- _EXERCISE DIRECTIONS_:
Transcribe the listing word for word.

- _TASK MATERIAL_:
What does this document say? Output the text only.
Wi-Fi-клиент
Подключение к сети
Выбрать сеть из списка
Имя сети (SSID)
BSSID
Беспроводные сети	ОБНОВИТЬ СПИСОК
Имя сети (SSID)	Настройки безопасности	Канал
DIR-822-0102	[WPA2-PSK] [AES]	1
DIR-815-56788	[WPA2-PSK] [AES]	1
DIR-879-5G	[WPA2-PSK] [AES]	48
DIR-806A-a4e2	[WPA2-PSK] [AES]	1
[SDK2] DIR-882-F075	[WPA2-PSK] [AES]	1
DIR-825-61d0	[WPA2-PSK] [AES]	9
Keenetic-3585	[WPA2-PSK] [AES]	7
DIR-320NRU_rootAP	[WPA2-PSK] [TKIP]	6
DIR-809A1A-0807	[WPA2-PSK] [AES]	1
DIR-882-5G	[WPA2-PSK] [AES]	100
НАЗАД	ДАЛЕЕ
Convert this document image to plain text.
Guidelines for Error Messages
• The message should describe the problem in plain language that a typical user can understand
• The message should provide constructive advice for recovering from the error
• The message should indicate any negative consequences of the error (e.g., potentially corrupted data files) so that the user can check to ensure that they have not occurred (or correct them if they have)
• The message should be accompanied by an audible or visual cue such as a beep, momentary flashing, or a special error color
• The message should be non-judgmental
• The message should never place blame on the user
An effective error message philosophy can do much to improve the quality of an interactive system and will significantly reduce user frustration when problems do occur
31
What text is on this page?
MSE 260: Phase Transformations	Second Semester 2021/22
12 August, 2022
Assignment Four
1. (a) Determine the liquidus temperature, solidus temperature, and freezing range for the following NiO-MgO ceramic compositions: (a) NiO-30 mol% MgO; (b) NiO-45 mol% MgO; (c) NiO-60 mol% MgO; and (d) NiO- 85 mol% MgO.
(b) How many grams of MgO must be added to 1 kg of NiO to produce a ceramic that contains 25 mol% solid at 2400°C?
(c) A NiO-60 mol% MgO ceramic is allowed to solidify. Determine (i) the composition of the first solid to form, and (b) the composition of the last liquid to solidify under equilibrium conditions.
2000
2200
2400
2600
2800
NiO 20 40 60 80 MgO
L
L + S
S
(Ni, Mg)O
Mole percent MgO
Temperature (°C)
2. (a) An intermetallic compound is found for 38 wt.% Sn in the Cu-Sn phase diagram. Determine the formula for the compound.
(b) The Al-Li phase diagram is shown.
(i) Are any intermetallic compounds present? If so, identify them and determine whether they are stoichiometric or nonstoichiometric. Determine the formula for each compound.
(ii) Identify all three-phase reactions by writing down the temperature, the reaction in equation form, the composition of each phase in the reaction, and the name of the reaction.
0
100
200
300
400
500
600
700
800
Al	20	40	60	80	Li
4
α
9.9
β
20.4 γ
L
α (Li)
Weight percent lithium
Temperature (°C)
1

- _FINISHED ANSWER_:
What does this document say? Output the text only.
Wi-Fi-клиент
Подключение к сети
Выбрать сеть из списка
Имя сети (SSID)
BSSID
Беспроводные сети	ОБНОВИТЬ СПИСОК
Имя сети (SSID)	Настройки безопасности	Канал
DIR-822-0102	[WPA2-PSK] [AES]	1
DIR-815-56788	[WPA2-PSK] [AES]	1
DIR-879-5G	[WPA2-PSK] [AES]	48
DIR-806A-a4e2	[WPA2-PSK] [AES]	1
[SDK2] DIR-882-F075	[WPA2-PSK] [AES]	1
DIR-825-61d0	[WPA2-PSK] [AES]	9
Keenetic-3585	[WPA2-PSK] [AES]	7
DIR-320NRU_rootAP	[WPA2-PSK] [TKIP]	6
DIR-809A1A-0807	[WPA2-PSK] [AES]	1
DIR-882-5G	[WPA2-PSK] [AES]	100
НАЗАД	ДАЛЕЕ
Convert this document image to plain text.
Guidelines for Error Messages
• The message should describe the problem in plain language that a typical user can understand
• The message should provide constructive advice for recovering from the error
• The message should indicate any negative consequences of the error (e.g., potentially corrupted data files) so that the user can check to ensure that they have not occurred (or correct them if they have)
• The message should be accompanied by an audible or visual cue such as a beep, momentary flashing, or a special error color
• The message should be non-judgmental
• The message should never place blame on the user
An effective error message philosophy can do much to improve the quality of an interactive system and will significantly reduce user frustration when problems do occur
31
What text is on this page?
MSE 260: Phase Transformations	Second Semester 2021/22
12 August, 2022
Assignment Four
1. (a) Determine the liquidus temperature, solidus temperature, and freezing range for the following NiO-MgO ceramic compositions: (a) NiO-30 mol% MgO; (b) NiO-45 mol% MgO; (c) NiO-60 mol% MgO; and (d) NiO- 85 mol% MgO.
(b) How many grams of MgO must be added to 1 kg of NiO to produce a ceramic that contains 25 mol% solid at 2400°C?
(c) A NiO-60 mol% MgO ceramic is allowed to solidify. Determine (i) the composition of the first solid to form, and (b) the composition of the last liquid to solidify under equilibrium conditions.
2000
2200
2400
2600
2800
NiO 20 40 60 80 MgO
L
L + S
S
(Ni, Mg)O
Mole percent MgO
Temperature (°C)
2. (a) An intermetallic compound is found for 38 wt.% Sn in the Cu-Sn phase diagram. Determine the formula for the compound.
(b) The Al-Li phase diagram is shown.
(i) Are any intermetallic compounds present? If so, identify them and determine whether they are stoichiometric or nonstoichiometric. Determine the formula for each compound.
(ii) Identify all three-phase reactions by writing down the temperature, the reaction in equation form, the composition of each phase in the reaction, and the name of the reaction.
0
100
200
300
400
500
600
700
800
Al	20	40	60	80	Li
4
α
9.9
β
20.4 γ
L
α (Li)
Weight percent lithium
Temperature (°C)
1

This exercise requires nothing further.